> **PROMPT**:
What you return must be exactly the lines running from the one with "What text is on this page?" to the end of the data below, inclusive, and nothing more.

(Text content records for pages)
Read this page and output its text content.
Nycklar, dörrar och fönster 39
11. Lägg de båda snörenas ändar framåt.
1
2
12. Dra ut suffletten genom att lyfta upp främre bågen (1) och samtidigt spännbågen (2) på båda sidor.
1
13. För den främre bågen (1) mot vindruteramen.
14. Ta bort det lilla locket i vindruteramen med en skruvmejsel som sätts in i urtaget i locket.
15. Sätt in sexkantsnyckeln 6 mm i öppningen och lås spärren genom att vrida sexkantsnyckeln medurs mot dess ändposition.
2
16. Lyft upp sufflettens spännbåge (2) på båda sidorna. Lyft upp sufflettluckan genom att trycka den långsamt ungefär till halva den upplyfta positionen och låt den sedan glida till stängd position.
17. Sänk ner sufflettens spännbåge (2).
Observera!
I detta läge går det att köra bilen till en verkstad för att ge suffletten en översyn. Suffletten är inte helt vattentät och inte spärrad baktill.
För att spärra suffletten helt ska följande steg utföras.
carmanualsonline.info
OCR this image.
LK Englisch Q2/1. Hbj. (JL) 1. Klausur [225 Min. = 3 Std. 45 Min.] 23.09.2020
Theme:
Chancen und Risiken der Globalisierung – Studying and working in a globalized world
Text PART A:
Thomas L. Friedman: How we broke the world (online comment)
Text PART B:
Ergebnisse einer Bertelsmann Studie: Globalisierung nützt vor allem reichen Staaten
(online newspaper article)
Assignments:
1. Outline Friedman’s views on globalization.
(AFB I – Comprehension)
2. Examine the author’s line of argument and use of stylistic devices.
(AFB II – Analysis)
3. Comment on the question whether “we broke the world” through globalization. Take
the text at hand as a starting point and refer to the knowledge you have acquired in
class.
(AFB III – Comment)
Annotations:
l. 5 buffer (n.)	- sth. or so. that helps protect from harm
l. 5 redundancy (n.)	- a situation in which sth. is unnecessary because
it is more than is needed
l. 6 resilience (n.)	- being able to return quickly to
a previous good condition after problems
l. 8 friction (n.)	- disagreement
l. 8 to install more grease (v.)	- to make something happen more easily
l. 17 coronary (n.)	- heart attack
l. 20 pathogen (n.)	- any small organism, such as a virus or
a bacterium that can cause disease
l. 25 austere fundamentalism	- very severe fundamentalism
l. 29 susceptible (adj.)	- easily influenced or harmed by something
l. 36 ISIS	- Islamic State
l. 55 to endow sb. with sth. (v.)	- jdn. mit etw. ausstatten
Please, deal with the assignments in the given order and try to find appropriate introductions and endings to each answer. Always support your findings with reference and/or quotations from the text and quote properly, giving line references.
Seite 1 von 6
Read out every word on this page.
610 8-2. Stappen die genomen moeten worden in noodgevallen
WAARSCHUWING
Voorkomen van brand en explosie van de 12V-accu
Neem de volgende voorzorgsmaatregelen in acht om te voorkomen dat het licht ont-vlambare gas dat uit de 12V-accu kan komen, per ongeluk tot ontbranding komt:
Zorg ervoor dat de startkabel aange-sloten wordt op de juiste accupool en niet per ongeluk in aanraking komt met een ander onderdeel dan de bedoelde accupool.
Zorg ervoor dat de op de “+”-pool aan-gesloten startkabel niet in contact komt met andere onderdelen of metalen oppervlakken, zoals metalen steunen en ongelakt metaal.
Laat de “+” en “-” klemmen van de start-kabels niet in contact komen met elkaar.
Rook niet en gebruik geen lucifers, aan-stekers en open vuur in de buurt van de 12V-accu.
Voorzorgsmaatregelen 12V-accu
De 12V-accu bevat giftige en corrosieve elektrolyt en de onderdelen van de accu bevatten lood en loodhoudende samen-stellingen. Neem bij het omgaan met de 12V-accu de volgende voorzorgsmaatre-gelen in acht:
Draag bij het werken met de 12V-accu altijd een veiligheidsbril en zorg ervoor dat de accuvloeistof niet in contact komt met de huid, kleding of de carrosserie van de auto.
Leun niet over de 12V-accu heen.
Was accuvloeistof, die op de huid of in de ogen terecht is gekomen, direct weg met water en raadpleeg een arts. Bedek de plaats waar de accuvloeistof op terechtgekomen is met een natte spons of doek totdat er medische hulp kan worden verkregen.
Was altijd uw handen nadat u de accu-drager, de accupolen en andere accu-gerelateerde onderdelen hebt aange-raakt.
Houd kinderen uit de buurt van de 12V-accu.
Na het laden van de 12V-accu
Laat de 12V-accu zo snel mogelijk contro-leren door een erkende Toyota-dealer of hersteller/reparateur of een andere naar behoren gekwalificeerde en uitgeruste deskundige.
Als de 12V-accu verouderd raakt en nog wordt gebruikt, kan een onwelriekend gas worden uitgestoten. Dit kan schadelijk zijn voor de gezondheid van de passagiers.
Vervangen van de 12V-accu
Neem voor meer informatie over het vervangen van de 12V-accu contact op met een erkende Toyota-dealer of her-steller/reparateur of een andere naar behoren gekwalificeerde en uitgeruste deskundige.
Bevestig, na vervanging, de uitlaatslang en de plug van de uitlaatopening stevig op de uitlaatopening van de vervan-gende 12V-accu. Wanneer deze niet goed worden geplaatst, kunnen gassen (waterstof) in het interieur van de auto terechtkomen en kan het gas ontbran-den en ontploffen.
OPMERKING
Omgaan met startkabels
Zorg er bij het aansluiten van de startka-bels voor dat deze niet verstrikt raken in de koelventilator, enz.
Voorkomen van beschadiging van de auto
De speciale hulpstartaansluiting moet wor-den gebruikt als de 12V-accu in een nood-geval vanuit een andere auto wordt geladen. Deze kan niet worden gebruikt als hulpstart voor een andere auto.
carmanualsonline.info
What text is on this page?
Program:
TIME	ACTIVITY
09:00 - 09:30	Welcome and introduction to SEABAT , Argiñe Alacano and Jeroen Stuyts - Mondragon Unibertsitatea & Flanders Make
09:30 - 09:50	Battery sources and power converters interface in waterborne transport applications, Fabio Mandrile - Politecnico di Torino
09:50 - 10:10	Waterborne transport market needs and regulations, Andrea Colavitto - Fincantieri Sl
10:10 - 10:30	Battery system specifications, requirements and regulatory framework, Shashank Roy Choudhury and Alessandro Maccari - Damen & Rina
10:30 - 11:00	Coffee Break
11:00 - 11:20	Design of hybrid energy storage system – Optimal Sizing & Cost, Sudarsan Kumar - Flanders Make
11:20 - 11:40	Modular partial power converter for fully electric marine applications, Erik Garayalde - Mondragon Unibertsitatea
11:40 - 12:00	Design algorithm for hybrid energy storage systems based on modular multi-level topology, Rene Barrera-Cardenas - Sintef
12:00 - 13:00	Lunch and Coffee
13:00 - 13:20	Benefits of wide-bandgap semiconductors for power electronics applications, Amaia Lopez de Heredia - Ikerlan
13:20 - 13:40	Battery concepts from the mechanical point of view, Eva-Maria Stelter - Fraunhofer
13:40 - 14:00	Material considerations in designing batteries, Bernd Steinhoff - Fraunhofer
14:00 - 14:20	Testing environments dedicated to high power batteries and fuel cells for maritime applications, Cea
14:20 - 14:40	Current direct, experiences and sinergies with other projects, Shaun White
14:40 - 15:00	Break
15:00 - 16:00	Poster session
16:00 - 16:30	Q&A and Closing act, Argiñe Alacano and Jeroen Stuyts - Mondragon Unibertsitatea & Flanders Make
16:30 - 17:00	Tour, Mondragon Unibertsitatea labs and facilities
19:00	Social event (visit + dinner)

> **ANSWER SPACE**:
What text is on this page?
Program:
TIME	ACTIVITY
09:00 - 09:30	Welcome and introduction to SEABAT , Argiñe Alacano and Jeroen Stuyts - Mondragon Unibertsitatea & Flanders Make
09:30 - 09:50	Battery sources and power converters interface in waterborne transport applications, Fabio Mandrile - Politecnico di Torino
09:50 - 10:10	Waterborne transport market needs and regulations, Andrea Colavitto - Fincantieri Sl
10:10 - 10:30	Battery system specifications, requirements and regulatory framework, Shashank Roy Choudhury and Alessandro Maccari - Damen & Rina
10:30 - 11:00	Coffee Break
11:00 - 11:20	Design of hybrid energy storage system – Optimal Sizing & Cost, Sudarsan Kumar - Flanders Make
11:20 - 11:40	Modular partial power converter for fully electric marine applications, Erik Garayalde - Mondragon Unibertsitatea
11:40 - 12:00	Design algorithm for hybrid energy storage systems based on modular multi-level topology, Rene Barrera-Cardenas - Sintef
12:00 - 13:00	Lunch and Coffee
13:00 - 13:20	Benefits of wide-bandgap semiconductors for power electronics applications, Amaia Lopez de Heredia - Ikerlan
13:20 - 13:40	Battery concepts from the mechanical point of view, Eva-Maria Stelter - Fraunhofer
13:40 - 14:00	Material considerations in designing batteries, Bernd Steinhoff - Fraunhofer
14:00 - 14:20	Testing environments dedicated to high power batteries and fuel cells for maritime applications, Cea
14:20 - 14:40	Current direct, experiences and sinergies with other projects, Shaun White
14:40 - 15:00	Break
15:00 - 16:00	Poster session
16:00 - 16:30	Q&A and Closing act, Argiñe Alacano and Jeroen Stuyts - Mondragon Unibertsitatea & Flanders Make
16:30 - 17:00	Tour, Mondragon Unibertsitatea labs and facilities
19:00	Social event (visit + dinner)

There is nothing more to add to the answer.